◆ STATED EXERCISE ◆
Find the lines of data that contain the string "적정가치", then list them.

◆ ENTRIES ◆
↓↓↓

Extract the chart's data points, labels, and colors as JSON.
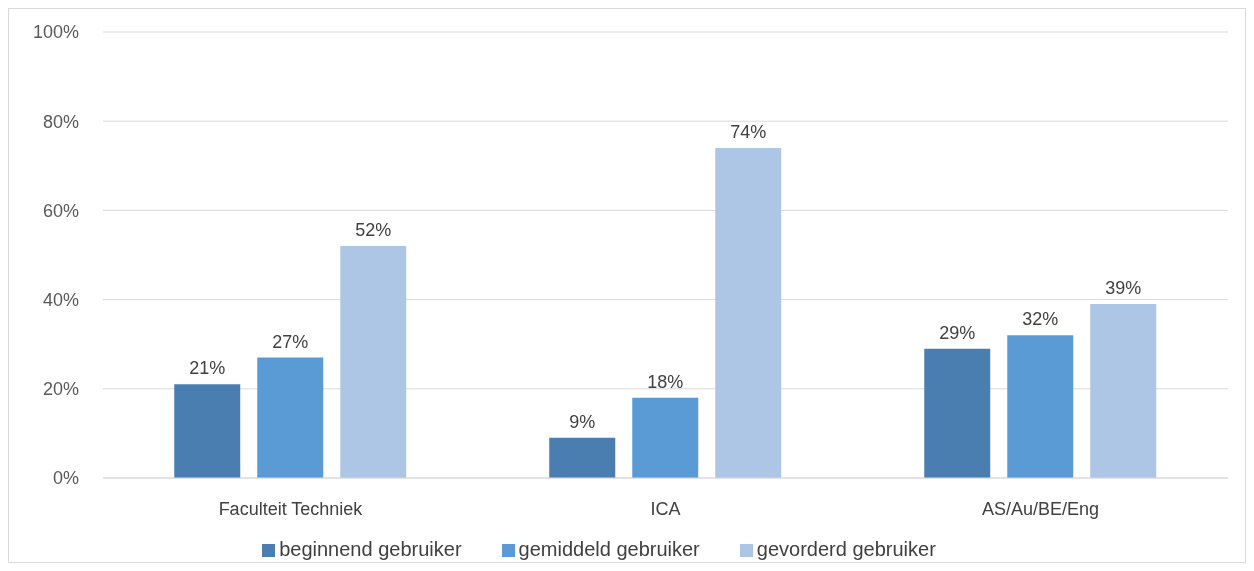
{
  "chart_data": {
    "type": "bar",
    "categories": [
      "Faculteit Techniek",
      "ICA",
      "AS/Au/BE/Eng"
    ],
    "series": [
      {
        "name": "beginnend gebruiker",
        "color": "#4a7eb0",
        "values": [
          21,
          9,
          29
        ],
        "value_labels": [
          "21%",
          "9%",
          "29%"
        ]
      },
      {
        "name": "gemiddeld gebruiker",
        "color": "#5b9bd5",
        "values": [
          27,
          18,
          32
        ],
        "value_labels": [
          "27%",
          "18%",
          "32%"
        ]
      },
      {
        "name": "gevorderd gebruiker",
        "color": "#adc6e5",
        "values": [
          52,
          74,
          39
        ],
        "value_labels": [
          "52%",
          "74%",
          "39%"
        ]
      }
    ],
    "ylim": [
      0,
      100
    ],
    "yticks": [
      {
        "value": 0,
        "label": "0%"
      },
      {
        "value": 20,
        "label": "20%"
      },
      {
        "value": 40,
        "label": "40%"
      },
      {
        "value": 60,
        "label": "60%"
      },
      {
        "value": 80,
        "label": "80%"
      },
      {
        "value": 100,
        "label": "100%"
      }
    ],
    "grid": "y",
    "legend": "bottom"
  }
}
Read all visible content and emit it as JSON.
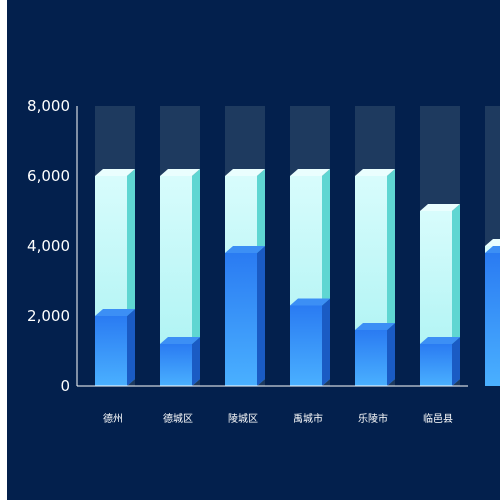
{
  "chart_data": {
    "type": "bar",
    "categories": [
      "德州",
      "德城区",
      "陵城区",
      "禹城市",
      "乐陵市",
      "临邑县",
      ""
    ],
    "series": [
      {
        "values": [
          6000,
          6000,
          6000,
          6000,
          6000,
          5000,
          4000
        ]
      },
      {
        "values": [
          2000,
          1200,
          3800,
          2300,
          1600,
          1200,
          3800
        ]
      }
    ],
    "background_value": 8000,
    "ylim": [
      0,
      8000
    ],
    "yticks": [
      0,
      2000,
      4000,
      6000,
      8000
    ],
    "ytick_labels": [
      "0",
      "2,000",
      "4,000",
      "6,000",
      "8,000"
    ],
    "grid": false,
    "colors": {
      "background": "#03204d",
      "track": "#1e3a5f",
      "outer_front_top": "#d8fcfc",
      "outer_front_bottom": "#a7f2f2",
      "outer_side": "#5fd6d2",
      "outer_cap": "#eafefe",
      "inner_front_top": "#2a7bf2",
      "inner_front_bottom": "#4ab0ff",
      "inner_side": "#1a5bc4",
      "inner_cap": "#3c8ff5"
    }
  }
}
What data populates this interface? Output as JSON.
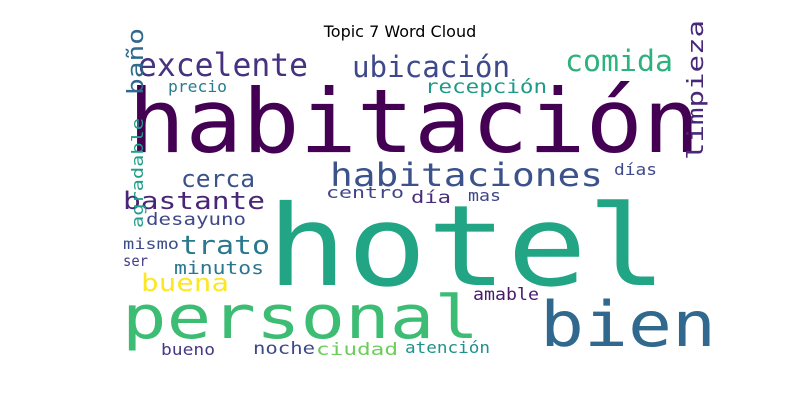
{
  "title": "Topic 7 Word Cloud",
  "words": [
    {
      "text": "habitación",
      "color": "#440154"
    },
    {
      "text": "hotel",
      "color": "#21a585"
    },
    {
      "text": "personal",
      "color": "#3dbc74"
    },
    {
      "text": "bien",
      "color": "#31688e"
    },
    {
      "text": "habitaciones",
      "color": "#3b528b"
    },
    {
      "text": "excelente",
      "color": "#46327e"
    },
    {
      "text": "ubicación",
      "color": "#3e4989"
    },
    {
      "text": "comida",
      "color": "#2db27d"
    },
    {
      "text": "recepción",
      "color": "#1f9a8a"
    },
    {
      "text": "precio",
      "color": "#287d8e"
    },
    {
      "text": "baño",
      "color": "#30698e"
    },
    {
      "text": "cerca",
      "color": "#3b528b"
    },
    {
      "text": "bastante",
      "color": "#482576"
    },
    {
      "text": "limpieza",
      "color": "#482878"
    },
    {
      "text": "días",
      "color": "#3e4a89"
    },
    {
      "text": "centro",
      "color": "#404688"
    },
    {
      "text": "día",
      "color": "#472d7b"
    },
    {
      "text": "mas",
      "color": "#404588"
    },
    {
      "text": "desayuno",
      "color": "#3f4788"
    },
    {
      "text": "trato",
      "color": "#2a788e"
    },
    {
      "text": "mismo",
      "color": "#3d4d8a"
    },
    {
      "text": "agradable",
      "color": "#1f9e89"
    },
    {
      "text": "ser",
      "color": "#433e85"
    },
    {
      "text": "minutos",
      "color": "#2a768e"
    },
    {
      "text": "buena",
      "color": "#fde725"
    },
    {
      "text": "amable",
      "color": "#481a6c"
    },
    {
      "text": "bueno",
      "color": "#443983"
    },
    {
      "text": "noche",
      "color": "#3e4989"
    },
    {
      "text": "ciudad",
      "color": "#6ccd5a"
    },
    {
      "text": "atención",
      "color": "#20928c"
    }
  ]
}
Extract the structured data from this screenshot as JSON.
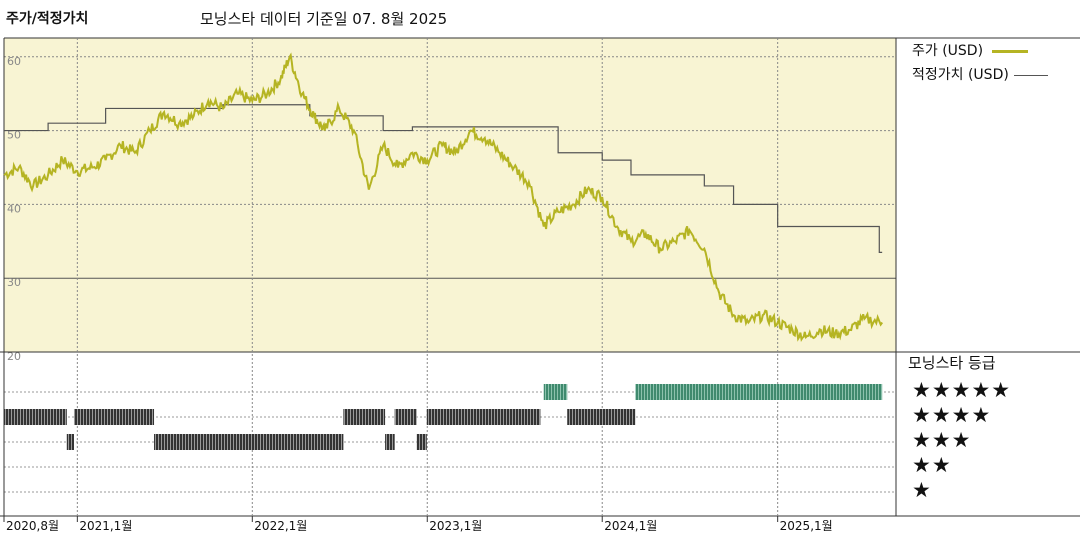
{
  "title": "주가/적정가치",
  "subtitle": "모닝스타 데이터 기준일 07. 8월 2025",
  "legend": {
    "price_label": "주가 (USD)",
    "fair_label": "적정가치 (USD)",
    "price_color": "#b5b423",
    "fair_color": "#555555"
  },
  "rating_title": "모닝스타 등급",
  "stars": [
    "★★★★★",
    "★★★★",
    "★★★",
    "★★",
    "★"
  ],
  "rating_colors": {
    "five": "#3f8a6e",
    "four": "#333333",
    "three": "#333333"
  },
  "colors": {
    "plot_bg": "#f8f4d3",
    "grid": "#888888"
  },
  "chart_data": {
    "type": "line",
    "title": "주가/적정가치",
    "ylim": [
      20,
      62
    ],
    "y_ticks": [
      20,
      30,
      40,
      50,
      60
    ],
    "x_ticks": [
      {
        "label": "2020,8월",
        "date": "2020-08"
      },
      {
        "label": "2021,1월",
        "date": "2021-01"
      },
      {
        "label": "2022,1월",
        "date": "2022-01"
      },
      {
        "label": "2023,1월",
        "date": "2023-01"
      },
      {
        "label": "2024,1월",
        "date": "2024-01"
      },
      {
        "label": "2025,1월",
        "date": "2025-01"
      }
    ],
    "grid": true,
    "legend_position": "right",
    "series": [
      {
        "name": "주가 (USD)",
        "points": [
          [
            "2020-08-01",
            44
          ],
          [
            "2020-09-01",
            45
          ],
          [
            "2020-10-01",
            42.5
          ],
          [
            "2020-11-01",
            44
          ],
          [
            "2020-12-01",
            46
          ],
          [
            "2021-01-01",
            44.5
          ],
          [
            "2021-02-01",
            45
          ],
          [
            "2021-03-01",
            46
          ],
          [
            "2021-04-01",
            48
          ],
          [
            "2021-05-01",
            47
          ],
          [
            "2021-06-01",
            50
          ],
          [
            "2021-07-01",
            52.5
          ],
          [
            "2021-08-01",
            51
          ],
          [
            "2021-09-01",
            52
          ],
          [
            "2021-10-01",
            54
          ],
          [
            "2021-11-01",
            53
          ],
          [
            "2021-12-01",
            55
          ],
          [
            "2022-01-01",
            54
          ],
          [
            "2022-02-01",
            55
          ],
          [
            "2022-03-01",
            57
          ],
          [
            "2022-03-20",
            60
          ],
          [
            "2022-04-15",
            55
          ],
          [
            "2022-05-10",
            52
          ],
          [
            "2022-06-01",
            50
          ],
          [
            "2022-07-01",
            53
          ],
          [
            "2022-08-01",
            50
          ],
          [
            "2022-09-01",
            42
          ],
          [
            "2022-10-01",
            48
          ],
          [
            "2022-11-01",
            45
          ],
          [
            "2022-12-01",
            47
          ],
          [
            "2023-01-01",
            46
          ],
          [
            "2023-02-01",
            48
          ],
          [
            "2023-03-01",
            47
          ],
          [
            "2023-04-01",
            50
          ],
          [
            "2023-05-01",
            49
          ],
          [
            "2023-06-01",
            47
          ],
          [
            "2023-07-01",
            45
          ],
          [
            "2023-08-01",
            43
          ],
          [
            "2023-09-01",
            37
          ],
          [
            "2023-10-01",
            39
          ],
          [
            "2023-11-01",
            40
          ],
          [
            "2023-12-01",
            42
          ],
          [
            "2024-01-01",
            41
          ],
          [
            "2024-02-01",
            37
          ],
          [
            "2024-03-01",
            35
          ],
          [
            "2024-04-01",
            36
          ],
          [
            "2024-05-01",
            34
          ],
          [
            "2024-06-01",
            35
          ],
          [
            "2024-07-01",
            36.5
          ],
          [
            "2024-08-01",
            34
          ],
          [
            "2024-09-01",
            28
          ],
          [
            "2024-10-01",
            25
          ],
          [
            "2024-11-01",
            24
          ],
          [
            "2024-12-01",
            25
          ],
          [
            "2025-01-01",
            24
          ],
          [
            "2025-02-01",
            23
          ],
          [
            "2025-03-01",
            22
          ],
          [
            "2025-04-01",
            23
          ],
          [
            "2025-05-01",
            22.5
          ],
          [
            "2025-06-01",
            23
          ],
          [
            "2025-07-01",
            24.5
          ],
          [
            "2025-08-07",
            24
          ]
        ]
      },
      {
        "name": "적정가치 (USD)",
        "points": [
          [
            "2020-08-01",
            50
          ],
          [
            "2020-11-01",
            51
          ],
          [
            "2021-03-01",
            53
          ],
          [
            "2021-08-01",
            53
          ],
          [
            "2021-11-01",
            53.5
          ],
          [
            "2022-01-01",
            53.5
          ],
          [
            "2022-05-01",
            52
          ],
          [
            "2022-10-01",
            50
          ],
          [
            "2022-12-01",
            50.5
          ],
          [
            "2023-09-01",
            50.5
          ],
          [
            "2023-10-01",
            47
          ],
          [
            "2024-01-01",
            46
          ],
          [
            "2024-03-01",
            44
          ],
          [
            "2024-08-01",
            42.5
          ],
          [
            "2024-10-01",
            40
          ],
          [
            "2025-01-01",
            37
          ],
          [
            "2025-08-01",
            33.5
          ]
        ]
      }
    ],
    "ratings": [
      {
        "stars": 4,
        "from": "2020-08-01",
        "to": "2020-12-10"
      },
      {
        "stars": 3,
        "from": "2020-12-10",
        "to": "2020-12-25"
      },
      {
        "stars": 4,
        "from": "2020-12-25",
        "to": "2021-06-10"
      },
      {
        "stars": 3,
        "from": "2021-06-10",
        "to": "2022-07-10"
      },
      {
        "stars": 4,
        "from": "2022-07-10",
        "to": "2022-10-05"
      },
      {
        "stars": 3,
        "from": "2022-10-05",
        "to": "2022-10-25"
      },
      {
        "stars": 4,
        "from": "2022-10-25",
        "to": "2022-12-10"
      },
      {
        "stars": 3,
        "from": "2022-12-10",
        "to": "2022-12-31"
      },
      {
        "stars": 4,
        "from": "2022-12-31",
        "to": "2023-08-25"
      },
      {
        "stars": 5,
        "from": "2023-09-01",
        "to": "2023-10-20"
      },
      {
        "stars": 4,
        "from": "2023-10-20",
        "to": "2024-03-10"
      },
      {
        "stars": 5,
        "from": "2024-03-10",
        "to": "2025-08-07"
      }
    ]
  }
}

↑↑↑

◆ RESULT OF THIS EXERCISE ◆
  "title": "주가/적정가치",
    "fair_label": "적정가치 (USD)",
    "title": "주가/적정가치",
        "name": "적정가치 (USD)",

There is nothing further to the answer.